- Task instructions: Repeat the listing that follows character for character, omitting images.
□ □ □ □ □
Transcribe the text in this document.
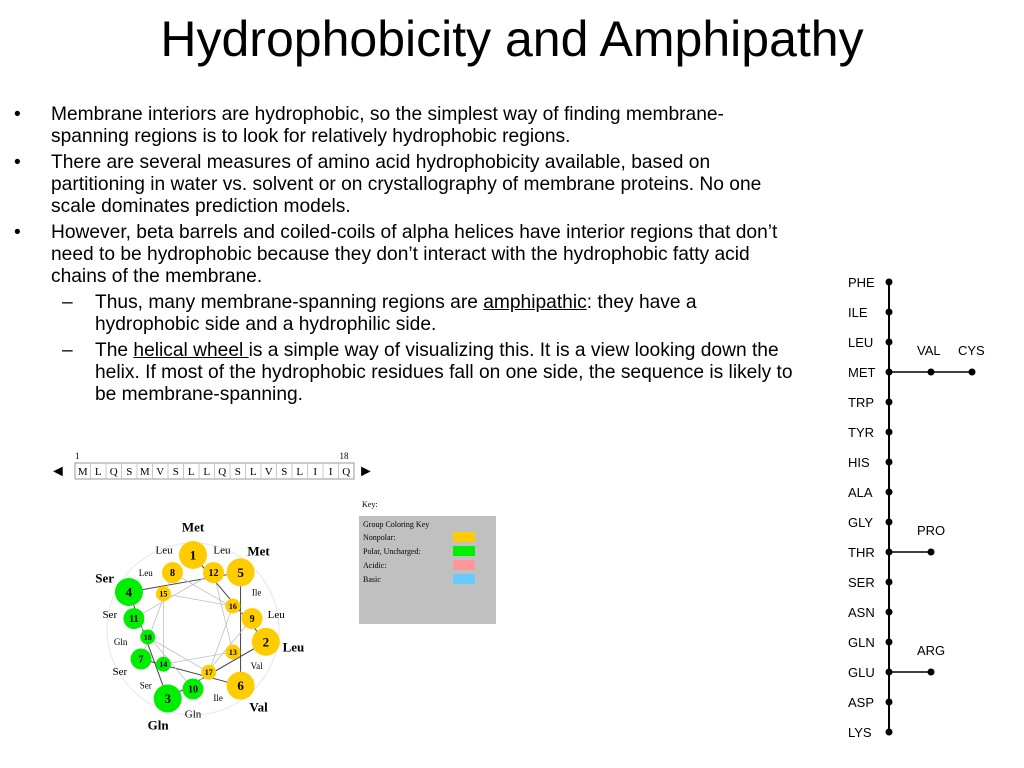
Hydrophobicity and Amphipathy
• Membrane interiors are hydrophobic, so the simplest way of finding membrane-spanning regions is to look for relatively hydrophobic regions.
• There are several measures of amino acid hydrophobicity available, based on partitioning in water vs. solvent or on crystallography of membrane proteins. No one scale dominates prediction models.
• However, beta barrels and coiled-coils of alpha helices have interior regions that don’t need to be hydrophobic because they don’t interact with the hydrophobic fatty acid chains of the membrane.
– Thus, many membrane-spanning regions are amphipathic: they have a hydrophobic side and a hydrophilic side.
– The helical wheel is a simple way of visualizing this. It is a view looking down the helix. If most of the hydrophobic residues fall on one side, the sequence is likely to be membrane-spanning.
1	18
◄	►
M L Q S M V S L L Q S L V S L I I Q
18
Gln
17
Ile
16
Ile
15
Leu
14
Ser
13
Val
12
Leu
11
Ser
10
Gln
9 Leu
8
Leu
7
Ser
6
Val
5
Met
4
Ser
3
Gln
2 Leu
1
Met
Key:
Group Coloring Key
Nonpolar:
Polar, Uncharged:
Acidic:
Basic
PHE
ILE
LEU
MET
TRP
TYR
HIS
ALA
GLY
THR
SER
ASN
GLN
GLU
ASP
LYS
VAL CYS
PRO
ARG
□ □ □ □ □
- Solution for this exercise:
Transcribe the text in this document.
Hydrophobicity and Amphipathy
• Membrane interiors are hydrophobic, so the simplest way of finding membrane-spanning regions is to look for relatively hydrophobic regions.
• There are several measures of amino acid hydrophobicity available, based on partitioning in water vs. solvent or on crystallography of membrane proteins. No one scale dominates prediction models.
• However, beta barrels and coiled-coils of alpha helices have interior regions that don’t need to be hydrophobic because they don’t interact with the hydrophobic fatty acid chains of the membrane.
– Thus, many membrane-spanning regions are amphipathic: they have a hydrophobic side and a hydrophilic side.
– The helical wheel is a simple way of visualizing this. It is a view looking down the helix. If most of the hydrophobic residues fall on one side, the sequence is likely to be membrane-spanning.
1	18
◄	►
M L Q S M V S L L Q S L V S L I I Q
18
Gln
17
Ile
16
Ile
15
Leu
14
Ser
13
Val
12
Leu
11
Ser
10
Gln
9 Leu
8
Leu
7
Ser
6
Val
5
Met
4
Ser
3
Gln
2 Leu
1
Met
Key:
Group Coloring Key
Nonpolar:
Polar, Uncharged:
Acidic:
Basic
PHE
ILE
LEU
MET
TRP
TYR
HIS
ALA
GLY
THR
SER
ASN
GLN
GLU
ASP
LYS
VAL CYS
PRO
ARG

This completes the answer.